Task A.
Using the Arab-Israeli conflict passage, decide whether each statement agrees with it: (i) In 1971 Israel spent $500 million fortifying its positions on the Suez Canal. (ii) The Soviet Union agreed to Sadat's demands for more weapons. (iii) The Bar-Lev Line took its name from an Israeli general. For each, answer yes or no and quote the deciding words.
Task B.
Extend the Arab-Israeli conflict passage onward from its final sentence.

>> Start Document text

Egypt and Syria attempted to regain the territory under
Israeli occupation by force. Their armies launched a
joint attack the Syrian forces attacking
fortifications in the Golan Heights and the Egyptian
forces attacking fortifications around the Suez Canal and
on the Sinai Peninsula. The troops inflicted heavy
casualties on the Israeli army. After three weeks of
fighting, however, and resupplied with ammunition by a
large-scale U.S. airlift operation, the IDF pushed the
forces back beyond the original lines.
Background
This battle was part of the Arab-Israeli conflict, a
conflict which has included many battles and wars since
1948. In the Six-Day War in June 1967, Israel had
occupied the Golan Heights in the north and the Sinai
Peninsula in the south, right up to the Suez Canal.
In the years following that war, Israel erected lines of
fortification in both the Sinai and the Golan Heights. In
1971, Israel spent $500 million fortifying its positions
on the Suez Canal, a chain of fortifications and gigantic
earthworks known as the "Bar-Lev Line", named
after Israeli general Haim Bar-Lev. After the
overwhelming victory against the massed Arab armies in
1967, and having emerged undefeated from the three-year
long War of Attrition with Egypt in the south and several
border incidents with Syria in the north, the Israeli
leadership had grown somewhat complacent. Flush with a
sense of their own overwhelming military superiority,
they failed to recognize the aggressive effort made by
their enemies, Egypt in particular, to rearm and
reorganize their armies into a far more disciplined
fighting force that could challenge the IDF.
In 1971 Anwar Sadat stated that if Israel were to
unilaterally withdraw from all land it conquered during
the 1967 war, Egypt would consider a comprehensive
ceasefire or truce. Israel was reluctant to withdraw from
so much territory without any guarantee of a peace treaty
from Egypt and, at that time, with no chance at all of a
peace treaty with any of its Arab neighbors. In response,
in 1972 Anwar Sadat publicly stated that Egypt was
committed to going to war with the State of Israel, and
that they were prepared to sacrifice one million Egyptian
soldiers. From the end of 1972 Egypt began a concentrated
effort to build up its forces, receiving MiG-23s,
SAM6s6s, RPG-7s and especially the 'Sagger' ATGM
(Anti-tank Guided Missile) from the Soviet Union) and
improving its military tactics.
In 1972 and 1973 Sadat publicly declared again that Egypt
would go to war with Israel unless it unilaterally
withdrew from all the territory it conquered in 1967. In
1973 Sadat went on a diplomatic offensive to convince
African nations, European nations and the Soviet Union to
back his war against Israel. Since the Soviet Union was
trying to better relations with the US through d?tente,
the Soviet Union refused to accede to Sadat's demands for
yet more weapons and public backing for a war against
Israel. In response, Sadat expelled some 20,000 Soviet
advisers from Egypt.

>> End Document text
>> Start Data provided

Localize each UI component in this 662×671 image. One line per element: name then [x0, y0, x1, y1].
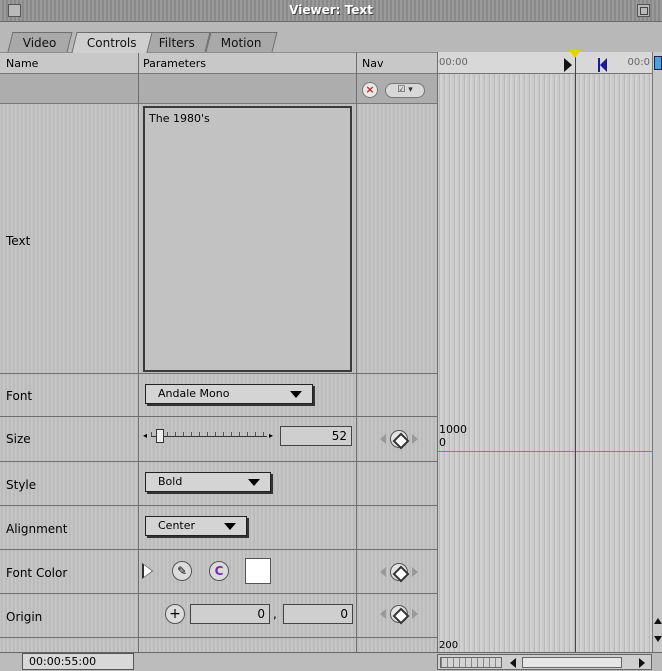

>> End Data provided

Expected answer A.
(i) Yes: "In 1971, Israel spent $500 million fortifying its positions on the Suez Canal"
(ii) No: "the Soviet Union refused to accede to Sadat's demands for yet more weapons and public backing for a war against Israel"
(iii) Yes: "named after Israeli general Haim Bar-Lev"

Expected answer B.
In an interview published in Newsweek (April 9, 1973),
Sadat again threatened war with Israel. However, as this
threat had been repeated many times since 1971, the
Israeli military did not take it seriously. Blinded by
the success of the Six-Day War, the Israeli civilian
leadership and military intelligence were unable to treat
the possibility of an Arab attack seriously. Several
times during 1973, the Arab forces conducted large-scale
exercises that put the Israeli army, the Israel Defence
Forces (IDF), on the highest level of alert, only to be
recalled a few days later. The Israeli leadership already
believed that if an attack took place, the Israeli Air
Force would be able to repel it easily and now
they became increasingly convinced that the attack would
simply not take place.
Most analyses of the Egyptian intentions in the war
assume that they involved the reconquest of all or most
of the Sinai, which was indeed the publically stated
objective. However, certain Egyptian writers later
maintained that Sadat's instructions to his generals were
only to capture a strip of a few kilometers wide on the
east side of the Suez Canal. As Israeli military
archives, and Egyptian documents captured by Israel
during the war, started to become available, a number of
Western historians have begun to support this version.
For example, this is the opinion of Dani Asher, whose
book was published by the Israeli Ministry of Defence in
2003. Absolute certainty may need to wait until the
Egyptian archives are opened.
The War
Certain other Arab and Muslim nations were involved in
this war, providing additional weapons or financing.
Exact amounts of support are uncertain. According to some
sources, Iraq sent a squadron of Hunter jets to Egypt.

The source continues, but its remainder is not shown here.